▶ _Requirement 1_
Check each statement against the Karen Dotrice passage below. Answer yes or no, and quote the words from the passage that settle it.
(a) Dotrice's godfather was Charles Laughton.
(b) Dotrice made her stage debut at age six.
(c) Dotrice was named a Disney Legend in 2004.
▶ _Requirement 2_
According to the Karen Dotrice passage below, which role and production ended her life as an actress?
▶ _Requirement 3_
Carry on the Karen Dotrice passage below, picking up right after its final sentence.

- Born: 9 November 1955 (age 70) Guernsey, Channel Islands
- Occupation: Actress
- Years active: 1963–1984; 2005; 2017–2020;
- Spouses: ; Alex Hyde-White ​ ​(m. 1986; div. 1992)​ ; Edwin "Ned" Nalle ​ ​(m. 1994)​
- Children: 3
- Parents: Roy Dotrice (father); Kay Newman (mother);
- Relatives: Michele Dotrice (sister)

= Karen Dotrice =

English actress (born 1955)

Karen Dotrice (/doʊˈtriːs/ doh-TREESS; born 9 November 1955) is a British actress. She is known primarily for her role as Jane Banks in Walt Disney's Mary Poppins (1964), the feature film adaptation of the Mary Poppins book series. Dotrice was born in Guernsey in the Channel Islands to two stage actors. Her career began on stage, and expanded into film and television, including starring roles as a young girl whose beloved cat magically reappears in Disney's The Three Lives of Thomasina (1963) and with Thomasina co-star Matthew Garber as one of two children pining for their parents' attentions in Poppins. Dotrice appeared in five television programmes between 1972 and 1978, when she made her only feature film as an adult. Dotrice's life as an actress concluded with a short run as Desdemona in the 1981 pre-Broadway production of Othello.

In 1984, Dotrice retired from show business to focus on motherhood—she has three children from two marriages—though she has provided commentary for various Disney projects and has resumed making public appearances, including a cameo in Mary Poppins Returns in 2018. Dotrice was named a Disney Legend in 2004.

==Early life==
Born on 9 November 1955 into a theatrical family, Dotrice is the daughter of Kay ( Katharine Newman) and Roy Dotrice, two Shakespearean actors who met and married while performing in repertory productions in the United Kingdom. Roy was also born in the Channel Islands. Dotrice has two sisters, including Michele. Her godfather was actor Charles Laughton, who was married to Elsa Lanchester, who would also appear in Mary Poppins.

Roy was a Wireless Operator serving with 106 Squadron of the Royal Air Force, and along with his other six crew, was shot down and taken prisoner of war on the night of 2/3 May 1942.

Dotrice was a toddler when her father joined the Shakespeare Memorial Theatre (later the Royal Shakespeare Company) in 1957. At age four, Dotrice was ready to perform, making her debut in an RSC production of The Caucasian Chalk Circle by Bertolt Brecht. There, a Disney scout saw Dotrice and brought her to Burbank, California, to meet Walt Disney.

▶ _Data entries_

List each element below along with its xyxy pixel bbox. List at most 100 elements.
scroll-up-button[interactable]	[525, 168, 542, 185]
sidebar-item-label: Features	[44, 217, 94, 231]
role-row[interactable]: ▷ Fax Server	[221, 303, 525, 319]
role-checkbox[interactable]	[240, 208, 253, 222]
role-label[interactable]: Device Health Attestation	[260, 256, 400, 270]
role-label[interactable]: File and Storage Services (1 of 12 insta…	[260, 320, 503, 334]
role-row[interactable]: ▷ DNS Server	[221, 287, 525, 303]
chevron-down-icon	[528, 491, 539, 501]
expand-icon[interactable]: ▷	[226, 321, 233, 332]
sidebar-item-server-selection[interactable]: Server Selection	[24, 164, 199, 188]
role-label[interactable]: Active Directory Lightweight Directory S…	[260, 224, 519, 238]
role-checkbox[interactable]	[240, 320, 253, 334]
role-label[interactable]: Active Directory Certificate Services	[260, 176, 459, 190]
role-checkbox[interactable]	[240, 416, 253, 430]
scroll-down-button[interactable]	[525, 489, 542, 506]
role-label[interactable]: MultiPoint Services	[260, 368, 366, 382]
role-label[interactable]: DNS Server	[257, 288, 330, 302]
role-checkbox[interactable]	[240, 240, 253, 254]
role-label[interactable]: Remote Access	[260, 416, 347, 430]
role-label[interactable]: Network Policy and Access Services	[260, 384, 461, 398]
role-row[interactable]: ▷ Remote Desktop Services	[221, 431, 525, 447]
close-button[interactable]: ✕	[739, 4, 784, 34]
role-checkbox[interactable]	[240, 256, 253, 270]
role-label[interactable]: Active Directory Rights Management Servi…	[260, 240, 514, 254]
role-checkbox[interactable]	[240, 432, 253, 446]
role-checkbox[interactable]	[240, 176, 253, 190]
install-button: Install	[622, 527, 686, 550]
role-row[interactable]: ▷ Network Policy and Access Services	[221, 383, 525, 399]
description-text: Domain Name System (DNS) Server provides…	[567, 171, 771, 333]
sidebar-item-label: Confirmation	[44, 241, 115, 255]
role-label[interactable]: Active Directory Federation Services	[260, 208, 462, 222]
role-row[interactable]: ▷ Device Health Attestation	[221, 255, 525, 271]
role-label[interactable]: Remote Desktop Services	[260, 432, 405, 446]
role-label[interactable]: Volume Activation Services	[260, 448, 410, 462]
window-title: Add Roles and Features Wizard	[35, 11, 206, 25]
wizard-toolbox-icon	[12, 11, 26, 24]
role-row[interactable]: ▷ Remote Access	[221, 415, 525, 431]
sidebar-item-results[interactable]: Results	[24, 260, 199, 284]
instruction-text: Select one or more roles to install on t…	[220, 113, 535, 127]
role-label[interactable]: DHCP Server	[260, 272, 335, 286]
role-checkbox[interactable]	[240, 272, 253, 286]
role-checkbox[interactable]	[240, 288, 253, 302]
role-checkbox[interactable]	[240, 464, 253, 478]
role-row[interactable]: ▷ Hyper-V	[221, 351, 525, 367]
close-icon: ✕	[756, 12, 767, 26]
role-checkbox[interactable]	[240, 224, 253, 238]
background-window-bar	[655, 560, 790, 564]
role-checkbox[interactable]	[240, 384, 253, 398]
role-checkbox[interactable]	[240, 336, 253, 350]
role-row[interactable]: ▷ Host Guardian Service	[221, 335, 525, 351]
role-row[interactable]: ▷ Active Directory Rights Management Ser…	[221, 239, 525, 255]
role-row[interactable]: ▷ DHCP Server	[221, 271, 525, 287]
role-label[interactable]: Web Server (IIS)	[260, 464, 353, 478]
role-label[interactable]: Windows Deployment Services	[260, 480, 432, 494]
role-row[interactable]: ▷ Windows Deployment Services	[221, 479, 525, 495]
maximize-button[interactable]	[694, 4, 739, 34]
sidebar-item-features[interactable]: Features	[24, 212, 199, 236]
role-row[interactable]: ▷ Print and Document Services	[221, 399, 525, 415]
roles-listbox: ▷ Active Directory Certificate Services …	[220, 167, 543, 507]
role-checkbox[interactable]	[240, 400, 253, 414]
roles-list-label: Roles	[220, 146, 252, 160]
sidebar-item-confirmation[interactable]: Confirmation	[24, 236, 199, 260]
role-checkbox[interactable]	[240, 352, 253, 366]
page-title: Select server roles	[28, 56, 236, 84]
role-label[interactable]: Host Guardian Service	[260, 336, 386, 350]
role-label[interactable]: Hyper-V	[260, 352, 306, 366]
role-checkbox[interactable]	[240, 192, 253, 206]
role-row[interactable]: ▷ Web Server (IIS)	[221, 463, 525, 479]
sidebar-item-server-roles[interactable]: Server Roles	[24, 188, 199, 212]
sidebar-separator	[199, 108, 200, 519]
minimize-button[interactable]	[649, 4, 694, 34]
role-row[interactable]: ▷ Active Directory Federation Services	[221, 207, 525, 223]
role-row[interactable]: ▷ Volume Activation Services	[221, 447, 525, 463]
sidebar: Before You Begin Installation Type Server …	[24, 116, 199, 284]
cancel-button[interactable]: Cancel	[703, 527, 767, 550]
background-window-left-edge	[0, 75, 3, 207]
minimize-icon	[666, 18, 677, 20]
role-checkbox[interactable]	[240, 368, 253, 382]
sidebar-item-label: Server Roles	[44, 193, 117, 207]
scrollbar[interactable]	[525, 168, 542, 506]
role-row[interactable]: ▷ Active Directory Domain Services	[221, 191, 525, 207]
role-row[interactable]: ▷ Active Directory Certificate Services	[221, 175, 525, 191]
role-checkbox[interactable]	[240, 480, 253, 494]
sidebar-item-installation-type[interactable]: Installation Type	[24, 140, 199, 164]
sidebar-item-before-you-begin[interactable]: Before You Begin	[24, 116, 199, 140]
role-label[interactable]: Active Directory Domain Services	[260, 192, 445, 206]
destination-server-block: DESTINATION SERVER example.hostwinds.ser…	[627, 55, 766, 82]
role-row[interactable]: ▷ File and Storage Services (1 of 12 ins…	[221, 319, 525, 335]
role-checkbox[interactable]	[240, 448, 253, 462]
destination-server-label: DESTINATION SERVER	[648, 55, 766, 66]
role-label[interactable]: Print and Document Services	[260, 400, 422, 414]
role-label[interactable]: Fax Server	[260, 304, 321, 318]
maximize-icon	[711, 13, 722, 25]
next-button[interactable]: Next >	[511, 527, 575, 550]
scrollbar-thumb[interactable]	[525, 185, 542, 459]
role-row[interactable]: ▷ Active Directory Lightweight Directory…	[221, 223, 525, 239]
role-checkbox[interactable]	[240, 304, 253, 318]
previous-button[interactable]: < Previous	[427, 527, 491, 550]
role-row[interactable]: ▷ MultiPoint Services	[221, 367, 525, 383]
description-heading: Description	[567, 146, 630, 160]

▶ _Reply 1_
(a) Yes: "Her godfather was actor Charles Laughton"
(b) No: "At age four, Dotrice was ready to perform, making her debut in an RSC production of The Caucasian Chalk Circle by Bertolt Brecht."
(c) Yes: "Dotrice was named a Disney Legend in 2004."

▶ _Reply 2_
She played Desdemona in the 1981 pre-Broadway production of Othello.

▶ _Reply 3_
==Career==
===Film===
At age eight, Dotrice was hired in 1963 to appear in The Three Lives of Thomasina as a girl whose relationship with her father is mended by the magical reappearance of her cat. Matthew Garber also appeared in the movie. While Dotrice was in California, her father stayed in England—where he was portraying King Lear—and Walt Disney personally took care of her family, often hosting them in his Palm Springs home. Dotrice took quickly to Disney as a father figure, calling him "Uncle Walt". She said that the admiration was mutual: "I think he really liked English kids. He was tickled pink by the accent and the etiquette. And when I was being very English and polite, he would look proudly at this little child who had such good manners."

Film historian Leonard Maltin said Dotrice "won over everyone" with her performance in The Three Lives of Thomasina, and Dotrice was signed to play Jane Banks (along with Matthew Garber as her brother, Michael Banks) in Mary Poppins (1964). Disney's part-live-action, part-animation musical adaptation of the Poppins children's books by P. L. Travers starred David Tomlinson as a workaholic father and Glynis Johns as a suffragette mother who are too busy to spend much time with their children. Instead, they hire a nanny (Julie Andrews) who takes Jane and Michael on magical adventures designed to teach them—and their parents—about the importance of family. Poppins was Disney's biggest commercial success at the time and won five Academy Awards, making its stars world-famous. Dotrice and Garber were praised for their natural screen presence; critic Bosley Crowther wrote, "the kids ... are just as they should be," while author Brian Sibley said, "these charming, delightful young people provided a wonderful centre for the film."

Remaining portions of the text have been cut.